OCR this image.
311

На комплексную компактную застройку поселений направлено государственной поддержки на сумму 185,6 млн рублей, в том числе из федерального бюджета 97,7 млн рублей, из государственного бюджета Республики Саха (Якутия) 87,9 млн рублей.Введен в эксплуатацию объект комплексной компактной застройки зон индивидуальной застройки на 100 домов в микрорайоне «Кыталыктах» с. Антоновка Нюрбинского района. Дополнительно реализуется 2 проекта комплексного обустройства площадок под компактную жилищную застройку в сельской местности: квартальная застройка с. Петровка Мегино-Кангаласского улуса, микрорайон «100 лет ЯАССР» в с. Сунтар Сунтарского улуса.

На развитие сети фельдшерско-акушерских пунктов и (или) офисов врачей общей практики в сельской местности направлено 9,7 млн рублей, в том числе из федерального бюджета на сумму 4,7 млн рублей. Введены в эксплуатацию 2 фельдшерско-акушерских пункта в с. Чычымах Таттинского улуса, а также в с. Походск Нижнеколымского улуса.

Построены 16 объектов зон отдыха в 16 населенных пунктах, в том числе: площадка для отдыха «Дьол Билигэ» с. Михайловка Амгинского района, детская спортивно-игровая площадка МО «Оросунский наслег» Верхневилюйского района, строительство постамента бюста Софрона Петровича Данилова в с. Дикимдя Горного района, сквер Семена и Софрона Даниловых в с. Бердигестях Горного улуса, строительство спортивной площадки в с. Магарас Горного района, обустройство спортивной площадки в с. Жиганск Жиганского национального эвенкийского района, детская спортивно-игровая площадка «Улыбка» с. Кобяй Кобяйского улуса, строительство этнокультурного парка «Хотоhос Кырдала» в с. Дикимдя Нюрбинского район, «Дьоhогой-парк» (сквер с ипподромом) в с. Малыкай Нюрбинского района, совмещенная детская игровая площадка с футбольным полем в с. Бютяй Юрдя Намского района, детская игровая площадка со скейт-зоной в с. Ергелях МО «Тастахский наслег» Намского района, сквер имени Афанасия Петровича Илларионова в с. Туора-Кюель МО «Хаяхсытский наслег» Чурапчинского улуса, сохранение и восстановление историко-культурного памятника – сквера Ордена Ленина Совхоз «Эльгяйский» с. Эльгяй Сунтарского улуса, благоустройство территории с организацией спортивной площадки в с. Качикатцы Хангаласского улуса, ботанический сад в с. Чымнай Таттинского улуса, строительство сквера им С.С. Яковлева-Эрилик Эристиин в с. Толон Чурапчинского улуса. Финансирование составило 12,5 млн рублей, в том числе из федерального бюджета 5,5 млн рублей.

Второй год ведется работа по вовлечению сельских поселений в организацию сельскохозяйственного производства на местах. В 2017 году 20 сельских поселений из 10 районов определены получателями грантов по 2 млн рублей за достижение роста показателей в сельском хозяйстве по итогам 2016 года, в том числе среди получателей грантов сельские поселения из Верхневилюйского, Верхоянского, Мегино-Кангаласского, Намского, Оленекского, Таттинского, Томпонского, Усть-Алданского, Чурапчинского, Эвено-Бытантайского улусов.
# # # # #
_Written exercise:_ Each line in the material above must be retyped without alteration.

_Exercise response:_
OCR this image.
311

На комплексную компактную застройку поселений направлено государственной поддержки на сумму 185,6 млн рублей, в том числе из федерального бюджета 97,7 млн рублей, из государственного бюджета Республики Саха (Якутия) 87,9 млн рублей.Введен в эксплуатацию объект комплексной компактной застройки зон индивидуальной застройки на 100 домов в микрорайоне «Кыталыктах» с. Антоновка Нюрбинского района. Дополнительно реализуется 2 проекта комплексного обустройства площадок под компактную жилищную застройку в сельской местности: квартальная застройка с. Петровка Мегино-Кангаласского улуса, микрорайон «100 лет ЯАССР» в с. Сунтар Сунтарского улуса.

На развитие сети фельдшерско-акушерских пунктов и (или) офисов врачей общей практики в сельской местности направлено 9,7 млн рублей, в том числе из федерального бюджета на сумму 4,7 млн рублей. Введены в эксплуатацию 2 фельдшерско-акушерских пункта в с. Чычымах Таттинского улуса, а также в с. Походск Нижнеколымского улуса.

Построены 16 объектов зон отдыха в 16 населенных пунктах, в том числе: площадка для отдыха «Дьол Билигэ» с. Михайловка Амгинского района, детская спортивно-игровая площадка МО «Оросунский наслег» Верхневилюйского района, строительство постамента бюста Софрона Петровича Данилова в с. Дикимдя Горного района, сквер Семена и Софрона Даниловых в с. Бердигестях Горного улуса, строительство спортивной площадки в с. Магарас Горного района, обустройство спортивной площадки в с. Жиганск Жиганского национального эвенкийского района, детская спортивно-игровая площадка «Улыбка» с. Кобяй Кобяйского улуса, строительство этнокультурного парка «Хотоhос Кырдала» в с. Дикимдя Нюрбинского район, «Дьоhогой-парк» (сквер с ипподромом) в с. Малыкай Нюрбинского района, совмещенная детская игровая площадка с футбольным полем в с. Бютяй Юрдя Намского района, детская игровая площадка со скейт-зоной в с. Ергелях МО «Тастахский наслег» Намского района, сквер имени Афанасия Петровича Илларионова в с. Туора-Кюель МО «Хаяхсытский наслег» Чурапчинского улуса, сохранение и восстановление историко-культурного памятника – сквера Ордена Ленина Совхоз «Эльгяйский» с. Эльгяй Сунтарского улуса, благоустройство территории с организацией спортивной площадки в с. Качикатцы Хангаласского улуса, ботанический сад в с. Чымнай Таттинского улуса, строительство сквера им С.С. Яковлева-Эрилик Эристиин в с. Толон Чурапчинского улуса. Финансирование составило 12,5 млн рублей, в том числе из федерального бюджета 5,5 млн рублей.

Второй год ведется работа по вовлечению сельских поселений в организацию сельскохозяйственного производства на местах. В 2017 году 20 сельских поселений из 10 районов определены получателями грантов по 2 млн рублей за достижение роста показателей в сельском хозяйстве по итогам 2016 года, в том числе среди получателей грантов сельские поселения из Верхневилюйского, Верхоянского, Мегино-Кангаласского, Намского, Оленекского, Таттинского, Томпонского, Усть-Алданского, Чурапчинского, Эвено-Бытантайского улусов.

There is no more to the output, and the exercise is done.